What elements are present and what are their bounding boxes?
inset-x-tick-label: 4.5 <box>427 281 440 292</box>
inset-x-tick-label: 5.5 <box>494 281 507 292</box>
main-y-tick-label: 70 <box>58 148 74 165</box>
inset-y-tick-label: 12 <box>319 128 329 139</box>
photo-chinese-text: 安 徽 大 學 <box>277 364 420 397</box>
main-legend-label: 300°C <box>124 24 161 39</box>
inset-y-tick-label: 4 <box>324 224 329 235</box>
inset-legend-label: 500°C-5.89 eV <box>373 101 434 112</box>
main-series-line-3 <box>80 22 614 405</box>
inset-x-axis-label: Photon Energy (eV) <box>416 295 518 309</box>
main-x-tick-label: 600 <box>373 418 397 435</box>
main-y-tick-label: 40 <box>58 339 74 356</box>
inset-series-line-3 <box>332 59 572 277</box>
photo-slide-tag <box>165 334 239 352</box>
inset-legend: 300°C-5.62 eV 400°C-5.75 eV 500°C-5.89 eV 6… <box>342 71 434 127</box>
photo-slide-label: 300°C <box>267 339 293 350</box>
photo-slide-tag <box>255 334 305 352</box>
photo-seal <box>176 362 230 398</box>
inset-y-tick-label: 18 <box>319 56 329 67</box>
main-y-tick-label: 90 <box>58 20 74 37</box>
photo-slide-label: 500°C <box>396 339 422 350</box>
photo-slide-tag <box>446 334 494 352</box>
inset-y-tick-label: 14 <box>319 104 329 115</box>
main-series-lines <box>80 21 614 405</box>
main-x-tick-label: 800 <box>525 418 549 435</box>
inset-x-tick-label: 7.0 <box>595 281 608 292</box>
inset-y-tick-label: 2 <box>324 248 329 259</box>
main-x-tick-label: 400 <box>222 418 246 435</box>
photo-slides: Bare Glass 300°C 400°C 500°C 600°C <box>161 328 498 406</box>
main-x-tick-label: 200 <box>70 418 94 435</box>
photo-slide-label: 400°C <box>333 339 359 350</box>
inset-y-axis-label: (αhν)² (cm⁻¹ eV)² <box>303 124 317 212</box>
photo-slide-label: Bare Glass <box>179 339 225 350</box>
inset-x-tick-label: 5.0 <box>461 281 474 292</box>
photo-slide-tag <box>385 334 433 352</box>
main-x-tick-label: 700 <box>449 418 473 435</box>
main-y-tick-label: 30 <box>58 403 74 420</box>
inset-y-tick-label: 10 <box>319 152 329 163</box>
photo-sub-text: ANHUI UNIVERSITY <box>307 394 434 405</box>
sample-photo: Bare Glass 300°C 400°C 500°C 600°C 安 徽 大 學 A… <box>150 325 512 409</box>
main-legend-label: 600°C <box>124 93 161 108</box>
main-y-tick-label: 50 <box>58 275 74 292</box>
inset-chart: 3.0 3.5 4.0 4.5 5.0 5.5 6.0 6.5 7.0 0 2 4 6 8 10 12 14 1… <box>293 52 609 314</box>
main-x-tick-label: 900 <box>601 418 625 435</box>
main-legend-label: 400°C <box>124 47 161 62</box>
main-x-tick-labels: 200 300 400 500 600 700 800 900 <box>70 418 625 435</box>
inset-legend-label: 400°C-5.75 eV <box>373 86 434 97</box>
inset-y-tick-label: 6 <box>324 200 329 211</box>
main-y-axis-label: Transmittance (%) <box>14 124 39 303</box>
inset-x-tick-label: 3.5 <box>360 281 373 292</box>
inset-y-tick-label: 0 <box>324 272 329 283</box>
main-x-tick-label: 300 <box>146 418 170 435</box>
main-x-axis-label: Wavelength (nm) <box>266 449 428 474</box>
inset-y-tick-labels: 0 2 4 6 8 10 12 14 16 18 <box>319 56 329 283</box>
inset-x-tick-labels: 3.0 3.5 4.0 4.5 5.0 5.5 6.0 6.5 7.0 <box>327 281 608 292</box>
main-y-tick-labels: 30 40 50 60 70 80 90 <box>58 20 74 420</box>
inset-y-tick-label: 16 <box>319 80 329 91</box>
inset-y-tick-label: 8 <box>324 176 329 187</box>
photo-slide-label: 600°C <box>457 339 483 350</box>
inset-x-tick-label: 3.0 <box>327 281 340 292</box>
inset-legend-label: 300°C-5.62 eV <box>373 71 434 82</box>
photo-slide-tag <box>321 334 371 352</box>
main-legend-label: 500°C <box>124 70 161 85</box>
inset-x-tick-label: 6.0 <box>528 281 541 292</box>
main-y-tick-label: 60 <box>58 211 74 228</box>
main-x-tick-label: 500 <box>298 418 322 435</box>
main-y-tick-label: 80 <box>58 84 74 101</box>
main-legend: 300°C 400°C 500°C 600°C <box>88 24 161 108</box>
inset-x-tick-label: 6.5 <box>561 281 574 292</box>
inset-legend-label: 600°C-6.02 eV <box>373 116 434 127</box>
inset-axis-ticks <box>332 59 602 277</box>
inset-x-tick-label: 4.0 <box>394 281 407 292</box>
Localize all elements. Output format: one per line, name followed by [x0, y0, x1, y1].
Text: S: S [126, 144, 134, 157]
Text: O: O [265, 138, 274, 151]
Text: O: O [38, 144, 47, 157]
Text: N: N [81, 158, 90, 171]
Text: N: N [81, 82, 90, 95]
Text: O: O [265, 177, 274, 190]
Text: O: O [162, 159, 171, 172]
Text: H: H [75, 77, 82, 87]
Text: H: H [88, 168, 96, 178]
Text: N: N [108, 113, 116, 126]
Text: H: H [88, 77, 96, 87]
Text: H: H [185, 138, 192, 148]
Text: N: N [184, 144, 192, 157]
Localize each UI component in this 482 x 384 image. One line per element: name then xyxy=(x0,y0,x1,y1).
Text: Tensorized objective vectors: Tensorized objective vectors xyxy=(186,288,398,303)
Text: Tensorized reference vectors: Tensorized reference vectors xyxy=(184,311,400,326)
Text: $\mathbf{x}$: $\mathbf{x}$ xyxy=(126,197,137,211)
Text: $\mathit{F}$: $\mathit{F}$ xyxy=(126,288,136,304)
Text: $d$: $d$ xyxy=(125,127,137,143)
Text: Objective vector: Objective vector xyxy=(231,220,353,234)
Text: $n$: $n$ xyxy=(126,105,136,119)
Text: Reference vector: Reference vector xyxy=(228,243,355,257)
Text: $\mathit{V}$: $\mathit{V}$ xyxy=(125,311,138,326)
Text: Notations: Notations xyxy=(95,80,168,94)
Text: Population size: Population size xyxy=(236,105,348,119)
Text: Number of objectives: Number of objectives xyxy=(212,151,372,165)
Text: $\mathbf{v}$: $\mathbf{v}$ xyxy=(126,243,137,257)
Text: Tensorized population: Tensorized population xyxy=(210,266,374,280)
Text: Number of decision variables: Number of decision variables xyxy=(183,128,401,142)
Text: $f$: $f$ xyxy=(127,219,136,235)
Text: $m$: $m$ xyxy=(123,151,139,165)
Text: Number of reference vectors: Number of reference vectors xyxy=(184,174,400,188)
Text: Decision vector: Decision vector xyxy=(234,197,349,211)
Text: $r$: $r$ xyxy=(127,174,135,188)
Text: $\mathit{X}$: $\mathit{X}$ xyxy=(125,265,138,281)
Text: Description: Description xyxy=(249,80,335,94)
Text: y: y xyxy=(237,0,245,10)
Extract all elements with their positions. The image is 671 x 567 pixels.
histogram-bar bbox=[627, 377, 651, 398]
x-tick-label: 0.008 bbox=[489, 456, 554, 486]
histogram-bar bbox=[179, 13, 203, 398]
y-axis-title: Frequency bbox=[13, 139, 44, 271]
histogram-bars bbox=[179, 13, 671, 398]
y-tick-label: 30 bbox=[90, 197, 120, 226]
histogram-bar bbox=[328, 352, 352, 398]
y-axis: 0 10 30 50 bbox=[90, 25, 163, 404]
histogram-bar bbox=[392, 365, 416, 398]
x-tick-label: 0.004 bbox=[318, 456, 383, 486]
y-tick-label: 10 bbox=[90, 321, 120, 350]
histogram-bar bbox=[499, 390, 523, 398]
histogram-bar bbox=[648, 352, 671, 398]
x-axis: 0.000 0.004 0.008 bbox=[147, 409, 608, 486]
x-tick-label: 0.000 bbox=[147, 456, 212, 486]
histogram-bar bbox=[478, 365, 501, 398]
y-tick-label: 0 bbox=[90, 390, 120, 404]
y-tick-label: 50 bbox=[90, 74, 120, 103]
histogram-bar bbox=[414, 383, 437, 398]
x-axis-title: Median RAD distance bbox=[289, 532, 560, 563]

· · · ·

**WHAT YOU HAVE TO DO:**
Could you convert the listing above, from its first line through the line containing "inset-y-tick-label: 12 <box>319", into a JSON list of strings, one string per line, leaving out any blank lines?

**PROBLEM SOLUTION:**
[
  "What elements are present and what are their bounding boxes?",
  "inset-x-tick-label: 4.5 <box>427 281 440 292</box>",
  "inset-x-tick-label: 5.5 <box>494 281 507 292</box>",
  "main-y-tick-label: 70 <box>58 148 74 165</box>",
  "inset-y-tick-label: 12 <box>319 128 329 139</box>"
]